WHAT IS BEING ASKED — Leave out the pictures and copy each record below exactly.

((

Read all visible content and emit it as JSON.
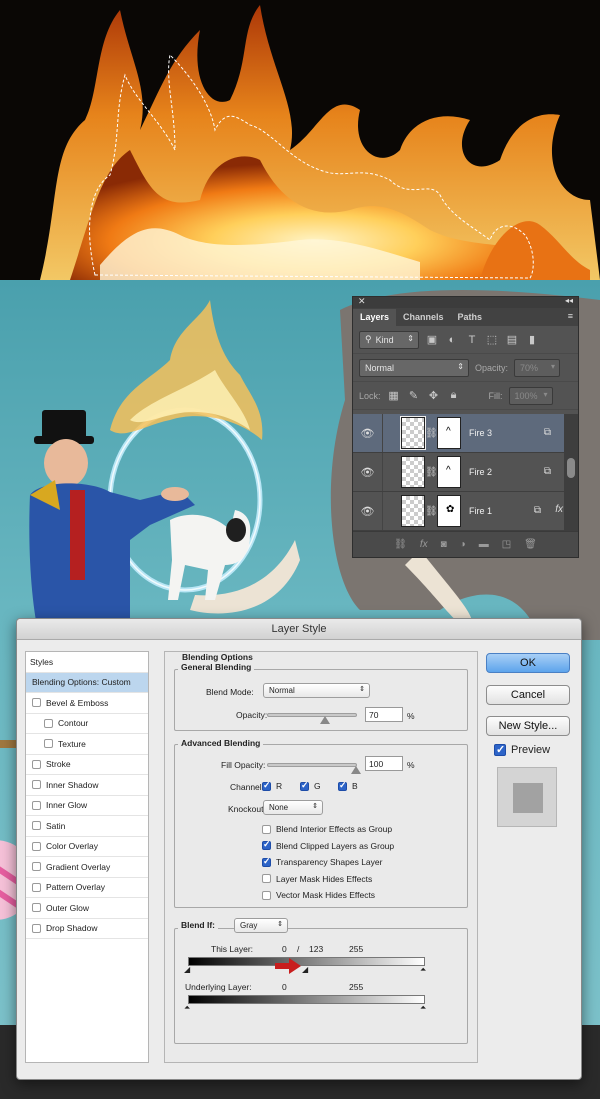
{
  "layers_panel": {
    "tabs": [
      "Layers",
      "Channels",
      "Paths"
    ],
    "filter_kind": "Kind",
    "blend_mode": "Normal",
    "opacity_label": "Opacity:",
    "opacity_value": "70%",
    "lock_label": "Lock:",
    "fill_label": "Fill:",
    "fill_value": "100%",
    "layers": [
      {
        "name": "Fire 3",
        "selected": true
      },
      {
        "name": "Fire 2",
        "selected": false
      },
      {
        "name": "Fire 1",
        "selected": false,
        "fx": "fx"
      }
    ]
  },
  "dialog": {
    "title": "Layer Style",
    "styles": {
      "header": "Styles",
      "selected": "Blending Options: Custom",
      "items": [
        {
          "label": "Bevel & Emboss",
          "sub": false
        },
        {
          "label": "Contour",
          "sub": true
        },
        {
          "label": "Texture",
          "sub": true
        },
        {
          "label": "Stroke",
          "sub": false
        },
        {
          "label": "Inner Shadow",
          "sub": false
        },
        {
          "label": "Inner Glow",
          "sub": false
        },
        {
          "label": "Satin",
          "sub": false
        },
        {
          "label": "Color Overlay",
          "sub": false
        },
        {
          "label": "Gradient Overlay",
          "sub": false
        },
        {
          "label": "Pattern Overlay",
          "sub": false
        },
        {
          "label": "Outer Glow",
          "sub": false
        },
        {
          "label": "Drop Shadow",
          "sub": false
        }
      ]
    },
    "blending": {
      "title": "Blending Options",
      "general_title": "General Blending",
      "blend_mode_label": "Blend Mode:",
      "blend_mode": "Normal",
      "opacity_label": "Opacity:",
      "opacity": "70",
      "opacity_pct": 70,
      "advanced_title": "Advanced Blending",
      "fill_opacity_label": "Fill Opacity:",
      "fill_opacity": "100",
      "fill_opacity_pct": 100,
      "pct_sign": "%",
      "channels_label": "Channels:",
      "channels": [
        "R",
        "G",
        "B"
      ],
      "knockout_label": "Knockout:",
      "knockout": "None",
      "options": [
        {
          "label": "Blend Interior Effects as Group",
          "checked": false
        },
        {
          "label": "Blend Clipped Layers as Group",
          "checked": true
        },
        {
          "label": "Transparency Shapes Layer",
          "checked": true
        },
        {
          "label": "Layer Mask Hides Effects",
          "checked": false
        },
        {
          "label": "Vector Mask Hides Effects",
          "checked": false
        }
      ],
      "blend_if_label": "Blend If:",
      "blend_if": "Gray",
      "this_layer_label": "This Layer:",
      "this_layer_low": "0",
      "this_layer_sep": "/",
      "this_layer_mid": "123",
      "this_layer_high": "255",
      "underlying_label": "Underlying Layer:",
      "underlying_low": "0",
      "underlying_high": "255"
    },
    "buttons": {
      "ok": "OK",
      "cancel": "Cancel",
      "new_style": "New Style...",
      "preview": "Preview"
    }
  },
  "colors": {
    "sky": "#5fb0bb",
    "fire": "#f59a23",
    "panel": "#535353",
    "selection": "#5e6a7c",
    "accent_arrow": "#c81e1e"
  },
  "icons": [
    "close-icon",
    "collapse-icon",
    "panel-menu-icon",
    "eye-icon",
    "link-icon",
    "fx-icon",
    "trash-icon",
    "new-layer-icon",
    "folder-icon",
    "mask-icon",
    "adjustment-icon",
    "red-arrow-icon"
  ]
}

))

EXPECTED OUTPUT —
Read all visible content and emit it as JSON.
{
  "layers_panel": {
    "tabs": [
      "Layers",
      "Channels",
      "Paths"
    ],
    "filter_kind": "Kind",
    "blend_mode": "Normal",
    "opacity_label": "Opacity:",
    "opacity_value": "70%",
    "lock_label": "Lock:",
    "fill_label": "Fill:",
    "fill_value": "100%",
    "layers": [
      {
        "name": "Fire 3",
        "selected": true
      },
      {
        "name": "Fire 2",
        "selected": false
      },
      {
        "name": "Fire 1",
        "selected": false,
        "fx": "fx"
      }
    ]
  },
  "dialog": {
    "title": "Layer Style",
    "styles": {
      "header": "Styles",
      "selected": "Blending Options: Custom",
      "items": [
        {
          "label": "Bevel & Emboss",
          "sub": false
        },
        {
          "label": "Contour",
          "sub": true
        },
        {
          "label": "Texture",
          "sub": true
        },
        {
          "label": "Stroke",
          "sub": false
        },
        {
          "label": "Inner Shadow",
          "sub": false
        },
        {
          "label": "Inner Glow",
          "sub": false
        },
        {
          "label": "Satin",
          "sub": false
        },
        {
          "label": "Color Overlay",
          "sub": false
        },
        {
          "label": "Gradient Overlay",
          "sub": false
        },
        {
          "label": "Pattern Overlay",
          "sub": false
        },
        {
          "label": "Outer Glow",
          "sub": false
        },
        {
          "label": "Drop Shadow",
          "sub": false
        }
      ]
    },
    "blending": {
      "title": "Blending Options",
      "general_title": "General Blending",
      "blend_mode_label": "Blend Mode:",
      "blend_mode": "Normal",
      "opacity_label": "Opacity:",
      "opacity": "70",
      "opacity_pct": 70,
      "advanced_title": "Advanced Blending",
      "fill_opacity_label": "Fill Opacity:",
      "fill_opacity": "100",
      "fill_opacity_pct": 100,
      "pct_sign": "%",
      "channels_label": "Channels:",
      "channels": [
        "R",
        "G",
        "B"
      ],
      "knockout_label": "Knockout:",
      "knockout": "None",
      "options": [
        {
          "label": "Blend Interior Effects as Group",
          "checked": false
        },
        {
          "label": "Blend Clipped Layers as Group",
          "checked": true
        },
        {
          "label": "Transparency Shapes Layer",
          "checked": true
        },
        {
          "label": "Layer Mask Hides Effects",
          "checked": false
        },
        {
          "label": "Vector Mask Hides Effects",
          "checked": false
        }
      ],
      "blend_if_label": "Blend If:",
      "blend_if": "Gray",
      "this_layer_label": "This Layer:",
      "this_layer_low": "0",
      "this_layer_sep": "/",
      "this_layer_mid": "123",
      "this_layer_high": "255",
      "underlying_label": "Underlying Layer:",
      "underlying_low": "0",
      "underlying_high": "255"
    },
    "buttons": {
      "ok": "OK",
      "cancel": "Cancel",
      "new_style": "New Style...",
      "preview": "Preview"
    }
  },
  "colors": {
    "sky": "#5fb0bb",
    "fire": "#f59a23",
    "panel": "#535353",
    "selection": "#5e6a7c",
    "accent_arrow": "#c81e1e"
  },
  "icons": [
    "close-icon",
    "collapse-icon",
    "panel-menu-icon",
    "eye-icon",
    "link-icon",
    "fx-icon",
    "trash-icon",
    "new-layer-icon",
    "folder-icon",
    "mask-icon",
    "adjustment-icon",
    "red-arrow-icon"
  ]
}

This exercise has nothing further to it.